::: Excerpt to read

Turning to FIGS. 7 through 7B, a detailed description of the constituent features of ferrule 500 provided. Ferrule 500 has front end 510, back end 530, and opening 535 extending therebetween. Opening 535 of ferrule 500 has internal surface 538, which includes teeth 520, vertical face 545 and through bore 550. Ferrule 500 also has a multiplicity of slots 525 that permit flaring resulting in flexible beams 515. Lip 540 engages body groove 430 in shipping position and retainer 300 in closed position. Ferrule 500 may be made from any appropriate material, for example, metallic material, such as brass, and may be plated with a conductive, corrosion-resistant material, such as nickel.

FIGS. 8 and 8A illustrate an alternate embodiment involving ferrule 500′. Ferrule 500′ differs from the ferrule 500 in that ferrule 500′ has extended portion 560 and inner surface 519 to encompass cable jacket 8050. Ferrule 500′ has teeth 521 that capture and grip cable jacket 8050 as illustrated in FIG. 9.

::::::

Exercise task
Decide whether each statement below agrees with the ferrule passage above: (a) ferrule 500 may be plated with nickel; (b) lip 540 engages body groove 430 in the closed position; (c) ferrule 500 has extended portion 560. For each, answer yes or no and quote the words of the passage that settle it.

::: Supplied material

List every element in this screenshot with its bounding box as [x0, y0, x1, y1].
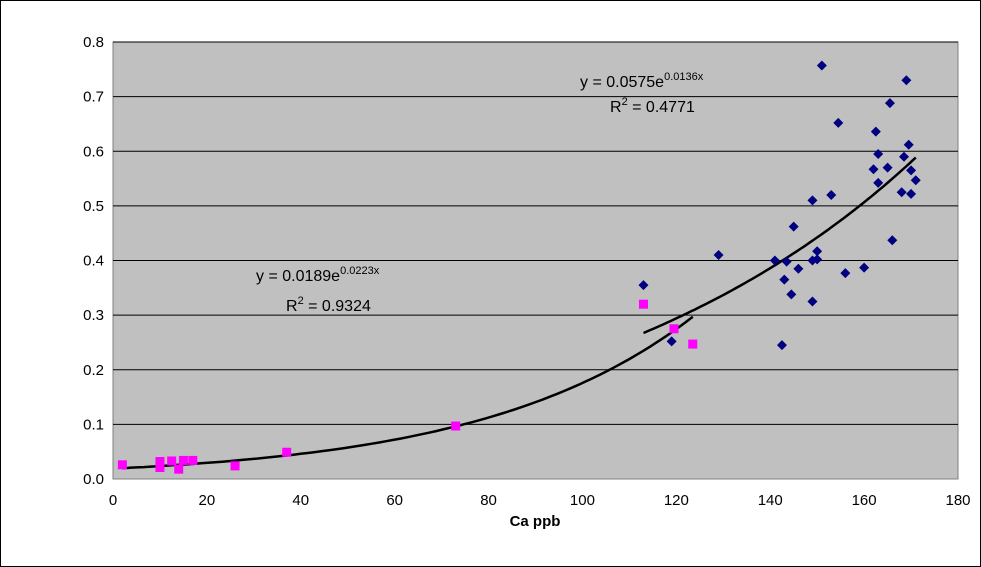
x-tick-label: 180 [945, 492, 970, 509]
data-point-square [669, 324, 679, 334]
data-point-square [155, 457, 165, 467]
trendline-equation-1: y = 0.0575e0.0136x [580, 71, 704, 91]
trendline-r2-1: R2 = 0.4771 [610, 96, 695, 116]
data-point-diamond [786, 289, 797, 300]
data-point-diamond [896, 187, 907, 198]
x-tick-label: 120 [664, 492, 689, 509]
y-tick-label: 0.7 [83, 89, 104, 106]
data-point-diamond [816, 60, 827, 71]
data-point-diamond [769, 255, 780, 266]
data-point-diamond [826, 189, 837, 200]
y-tick-label: 0.8 [83, 34, 104, 51]
y-tick-label: 0.0 [83, 471, 104, 488]
data-point-diamond [910, 175, 921, 186]
data-point-diamond [807, 296, 818, 307]
data-point-diamond [638, 280, 649, 291]
data-point-diamond [788, 221, 799, 232]
y-tick-label: 0.6 [83, 143, 104, 160]
trendline [122, 315, 694, 470]
data-points [117, 60, 921, 474]
x-tick-label: 160 [852, 492, 877, 509]
data-point-diamond [833, 117, 844, 128]
x-tick-label: 0 [109, 492, 117, 509]
y-tick-label: 0.2 [83, 362, 104, 379]
data-point-diamond [713, 250, 724, 261]
data-point-square [167, 456, 177, 466]
x-tick-label: 60 [386, 492, 403, 509]
data-point-diamond [882, 162, 893, 173]
x-tick-label: 140 [758, 492, 783, 509]
data-point-square [188, 455, 198, 465]
data-point-diamond [901, 75, 912, 86]
data-point-diamond [776, 340, 787, 351]
y-tick-label: 0.5 [83, 198, 104, 215]
data-point-square [174, 464, 184, 474]
data-point-diamond [807, 195, 818, 206]
x-tick-labels: 0 20 40 60 80 100 120 140 160 180 [109, 492, 971, 509]
data-point-diamond [903, 139, 914, 150]
data-point-square [688, 339, 698, 349]
data-point-square [638, 299, 648, 309]
trendline-r2-2: R2 = 0.9324 [286, 295, 371, 315]
x-tick-label: 100 [570, 492, 595, 509]
data-point-diamond [793, 263, 804, 274]
data-point-diamond [906, 165, 917, 176]
data-point-square [282, 447, 292, 457]
data-point-diamond [840, 268, 851, 279]
data-point-diamond [884, 98, 895, 109]
data-point-diamond [868, 164, 879, 175]
trendline-equation-2: y = 0.0189e0.0223x [256, 265, 380, 285]
data-point-diamond [812, 246, 823, 257]
y-tick-label: 0.1 [83, 416, 104, 433]
data-point-diamond [781, 256, 792, 267]
data-point-square [117, 460, 127, 470]
y-tick-labels: 0.0 0.1 0.2 0.3 0.4 0.5 0.6 0.7 0.8 [83, 34, 104, 488]
x-tick-label: 40 [292, 492, 309, 509]
data-point-diamond [887, 235, 898, 246]
data-point-diamond [873, 177, 884, 188]
data-point-diamond [906, 188, 917, 199]
data-point-diamond [859, 262, 870, 273]
data-point-diamond [666, 336, 677, 347]
data-point-diamond [870, 126, 881, 137]
data-point-diamond [812, 254, 823, 265]
y-tick-label: 0.4 [83, 253, 104, 270]
x-tick-label: 20 [199, 492, 216, 509]
data-point-square [451, 421, 461, 431]
data-point-square [230, 461, 240, 471]
data-point-diamond [899, 151, 910, 162]
data-point-diamond [779, 274, 790, 285]
x-axis-title: Ca ppb [510, 513, 561, 530]
y-tick-label: 0.3 [83, 307, 104, 324]
data-point-square [178, 455, 188, 465]
trendline [642, 156, 917, 335]
data-point-diamond [873, 148, 884, 159]
data-point-square [155, 463, 165, 473]
x-tick-label: 80 [480, 492, 497, 509]
trendlines [122, 156, 917, 470]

::::::

Exercise response
(a) Yes: "may be plated with a conductive, corrosion-resistant material, such as nickel"
(b) No: "Lip 540 engages body groove 430 in shipping position and retainer 300 in closed position"
(c) No: "Ferrule 500′ differs from the ferrule 500 in that ferrule 500′ has extended portion 560"